* [WHAT IS NEEDED]
Select the lines below containing the word "tale".

* [DATA]

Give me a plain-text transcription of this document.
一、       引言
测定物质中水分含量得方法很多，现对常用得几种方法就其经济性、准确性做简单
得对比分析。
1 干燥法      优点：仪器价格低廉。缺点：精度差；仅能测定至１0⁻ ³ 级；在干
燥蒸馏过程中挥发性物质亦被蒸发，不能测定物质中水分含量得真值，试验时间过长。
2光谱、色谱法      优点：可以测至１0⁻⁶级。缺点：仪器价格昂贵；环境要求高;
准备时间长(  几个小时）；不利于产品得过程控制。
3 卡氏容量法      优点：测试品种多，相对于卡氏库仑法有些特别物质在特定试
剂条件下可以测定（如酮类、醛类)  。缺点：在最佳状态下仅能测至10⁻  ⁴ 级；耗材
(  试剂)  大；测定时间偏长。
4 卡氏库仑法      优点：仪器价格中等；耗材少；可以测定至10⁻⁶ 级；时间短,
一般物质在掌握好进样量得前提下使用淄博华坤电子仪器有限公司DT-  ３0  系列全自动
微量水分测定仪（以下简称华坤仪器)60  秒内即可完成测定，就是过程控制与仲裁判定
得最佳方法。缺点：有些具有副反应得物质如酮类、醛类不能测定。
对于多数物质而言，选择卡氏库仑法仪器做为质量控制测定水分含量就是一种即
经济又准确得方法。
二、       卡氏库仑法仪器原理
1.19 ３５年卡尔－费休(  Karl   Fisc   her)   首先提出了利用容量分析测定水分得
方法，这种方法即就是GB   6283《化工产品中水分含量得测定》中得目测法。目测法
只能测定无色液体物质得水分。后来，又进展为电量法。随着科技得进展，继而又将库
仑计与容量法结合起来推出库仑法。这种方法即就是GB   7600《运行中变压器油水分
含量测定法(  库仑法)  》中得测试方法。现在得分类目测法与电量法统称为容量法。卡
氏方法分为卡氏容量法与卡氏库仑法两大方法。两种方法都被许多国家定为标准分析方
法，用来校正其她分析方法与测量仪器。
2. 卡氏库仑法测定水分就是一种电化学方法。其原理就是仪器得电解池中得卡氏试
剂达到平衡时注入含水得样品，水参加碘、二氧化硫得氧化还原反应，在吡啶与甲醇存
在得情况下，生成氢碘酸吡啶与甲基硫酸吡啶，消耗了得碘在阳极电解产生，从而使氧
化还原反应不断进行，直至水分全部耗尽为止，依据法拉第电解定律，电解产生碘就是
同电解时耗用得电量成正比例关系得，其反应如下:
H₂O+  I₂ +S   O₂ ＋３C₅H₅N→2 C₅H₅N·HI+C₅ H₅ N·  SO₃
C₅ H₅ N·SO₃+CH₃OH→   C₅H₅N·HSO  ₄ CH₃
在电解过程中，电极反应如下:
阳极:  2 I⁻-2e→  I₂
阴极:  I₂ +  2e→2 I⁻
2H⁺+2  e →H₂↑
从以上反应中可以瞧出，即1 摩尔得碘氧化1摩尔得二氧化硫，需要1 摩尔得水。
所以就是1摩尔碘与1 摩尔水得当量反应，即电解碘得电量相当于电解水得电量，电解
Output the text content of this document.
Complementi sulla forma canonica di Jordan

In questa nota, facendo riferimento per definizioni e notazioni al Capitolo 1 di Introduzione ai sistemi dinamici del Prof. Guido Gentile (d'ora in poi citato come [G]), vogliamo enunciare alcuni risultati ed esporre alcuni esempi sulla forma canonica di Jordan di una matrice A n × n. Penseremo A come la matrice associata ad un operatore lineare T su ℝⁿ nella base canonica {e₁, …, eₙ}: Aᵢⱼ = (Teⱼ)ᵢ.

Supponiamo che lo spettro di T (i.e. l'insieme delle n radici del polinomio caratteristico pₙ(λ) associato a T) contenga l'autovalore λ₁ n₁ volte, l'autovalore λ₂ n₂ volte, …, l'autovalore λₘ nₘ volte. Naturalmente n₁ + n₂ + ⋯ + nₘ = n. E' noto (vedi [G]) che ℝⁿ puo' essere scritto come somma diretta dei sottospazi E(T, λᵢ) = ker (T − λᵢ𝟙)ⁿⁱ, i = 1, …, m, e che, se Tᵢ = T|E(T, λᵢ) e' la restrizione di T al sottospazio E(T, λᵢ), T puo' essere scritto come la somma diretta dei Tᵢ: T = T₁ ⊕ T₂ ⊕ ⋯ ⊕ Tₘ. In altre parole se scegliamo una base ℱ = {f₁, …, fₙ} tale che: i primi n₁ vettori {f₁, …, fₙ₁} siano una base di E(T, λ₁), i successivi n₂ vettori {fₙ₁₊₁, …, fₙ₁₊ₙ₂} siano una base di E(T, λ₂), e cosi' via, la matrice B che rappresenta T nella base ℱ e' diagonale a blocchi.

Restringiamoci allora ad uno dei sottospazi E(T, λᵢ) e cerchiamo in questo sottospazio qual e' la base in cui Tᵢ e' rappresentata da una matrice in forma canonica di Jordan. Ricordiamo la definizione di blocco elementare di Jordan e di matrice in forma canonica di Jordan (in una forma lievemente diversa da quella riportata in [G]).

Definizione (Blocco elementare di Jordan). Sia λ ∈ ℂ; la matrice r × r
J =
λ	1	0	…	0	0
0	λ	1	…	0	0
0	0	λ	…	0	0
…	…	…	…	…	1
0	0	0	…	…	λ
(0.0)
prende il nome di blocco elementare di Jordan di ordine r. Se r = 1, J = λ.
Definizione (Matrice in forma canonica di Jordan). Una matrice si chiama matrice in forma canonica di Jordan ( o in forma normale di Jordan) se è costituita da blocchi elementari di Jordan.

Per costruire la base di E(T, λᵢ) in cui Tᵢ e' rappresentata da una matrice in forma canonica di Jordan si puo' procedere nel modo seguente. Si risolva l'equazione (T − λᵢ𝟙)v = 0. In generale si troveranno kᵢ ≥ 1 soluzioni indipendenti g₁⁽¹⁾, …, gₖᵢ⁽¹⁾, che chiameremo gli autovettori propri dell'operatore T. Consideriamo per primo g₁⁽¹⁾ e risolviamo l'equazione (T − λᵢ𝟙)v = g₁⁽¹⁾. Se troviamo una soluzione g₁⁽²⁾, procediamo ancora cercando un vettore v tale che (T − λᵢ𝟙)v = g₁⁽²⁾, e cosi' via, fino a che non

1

* [COMPLETE OUTPUT]
Supponiamo che lo spettro di T (i.e. l'insieme delle n radici del polinomio caratteristico pₙ(λ) associato a T) contenga l'autovalore λ₁ n₁ volte, l'autovalore λ₂ n₂ volte, …, l'autovalore λₘ nₘ volte. Naturalmente n₁ + n₂ + ⋯ + nₘ = n. E' noto (vedi [G]) che ℝⁿ puo' essere scritto come somma diretta dei sottospazi E(T, λᵢ) = ker (T − λᵢ𝟙)ⁿⁱ, i = 1, …, m, e che, se Tᵢ = T|E(T, λᵢ) e' la restrizione di T al sottospazio E(T, λᵢ), T puo' essere scritto come la somma diretta dei Tᵢ: T = T₁ ⊕ T₂ ⊕ ⋯ ⊕ Tₘ. In altre parole se scegliamo una base ℱ = {f₁, …, fₙ} tale che: i primi n₁ vettori {f₁, …, fₙ₁} siano una base di E(T, λ₁), i successivi n₂ vettori {fₙ₁₊₁, …, fₙ₁₊ₙ₂} siano una base di E(T, λ₂), e cosi' via, la matrice B che rappresenta T nella base ℱ e' diagonale a blocchi.
Per costruire la base di E(T, λᵢ) in cui Tᵢ e' rappresentata da una matrice in forma canonica di Jordan si puo' procedere nel modo seguente. Si risolva l'equazione (T − λᵢ𝟙)v = 0. In generale si troveranno kᵢ ≥ 1 soluzioni indipendenti g₁⁽¹⁾, …, gₖᵢ⁽¹⁾, che chiameremo gli autovettori propri dell'operatore T. Consideriamo per primo g₁⁽¹⁾ e risolviamo l'equazione (T − λᵢ𝟙)v = g₁⁽¹⁾. Se troviamo una soluzione g₁⁽²⁾, procediamo ancora cercando un vettore v tale che (T − λᵢ𝟙)v = g₁⁽²⁾, e cosi' via, fino a che non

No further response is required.